*Aim of the exercise*. Print the listing in its entirety and exactly, leaving out images.

## START Records for this exercise

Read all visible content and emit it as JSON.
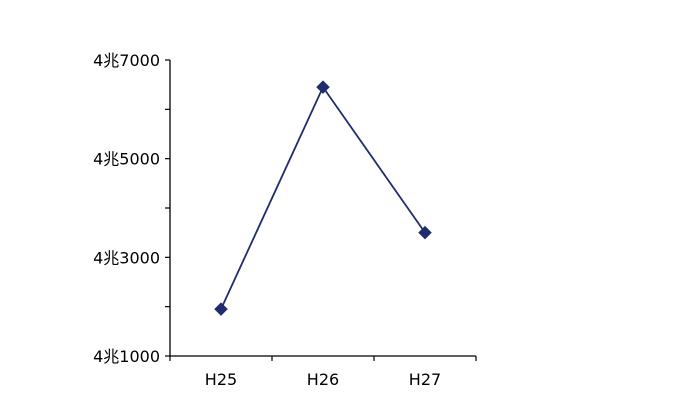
{
  "chart_data": {
    "type": "line",
    "categories": [
      "H25",
      "H26",
      "H27"
    ],
    "series": [
      {
        "values": [
          41950,
          46450,
          43500
        ],
        "color": "#1f2d6e",
        "marker": "diamond"
      }
    ],
    "ylim": [
      41000,
      47000
    ],
    "y_major_ticks": [
      41000,
      43000,
      45000,
      47000
    ],
    "y_minor_ticks": [
      42000,
      44000,
      46000
    ],
    "y_tick_labels": [
      "4兆1000",
      "4兆3000",
      "4兆5000",
      "4兆7000"
    ],
    "grid": false,
    "axis_color": "#000000"
  }
}
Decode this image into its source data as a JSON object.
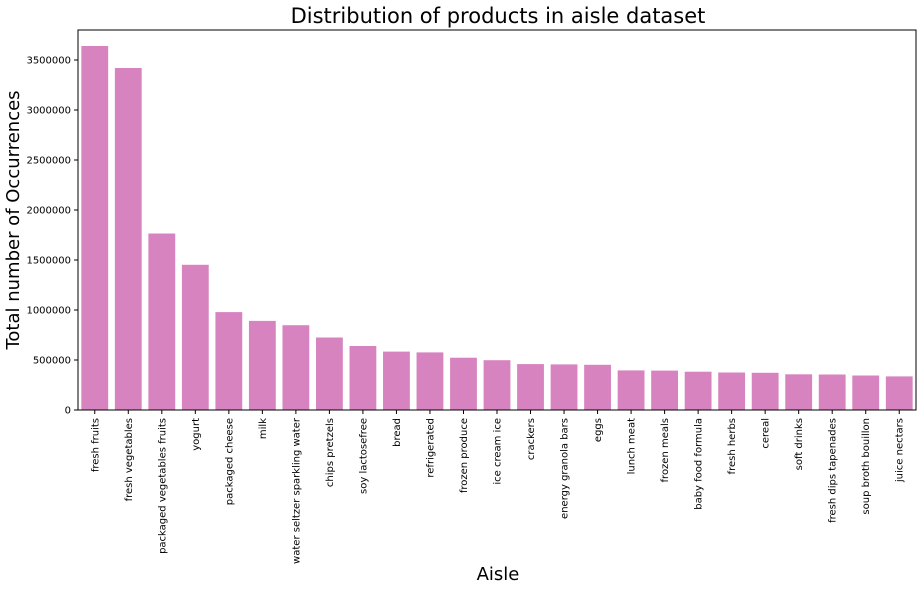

## END Records for this exercise

*Reply to the task*.
Read all visible content and emit it as JSON.
{
  "chart_data": {
    "type": "line",
    "categories": [
      "H25",
      "H26",
      "H27"
    ],
    "series": [
      {
        "values": [
          41950,
          46450,
          43500
        ],
        "color": "#1f2d6e",
        "marker": "diamond"
      }
    ],
    "ylim": [
      41000,
      47000
    ],
    "y_major_ticks": [
      41000,
      43000,
      45000,
      47000
    ],
    "y_minor_ticks": [
      42000,
      44000,
      46000
    ],
    "y_tick_labels": [
      "4兆1000",
      "4兆3000",
      "4兆5000",
      "4兆7000"
    ],
    "grid": false,
    "axis_color": "#000000"
  }
}
Decode this image into its source data as a JSON object.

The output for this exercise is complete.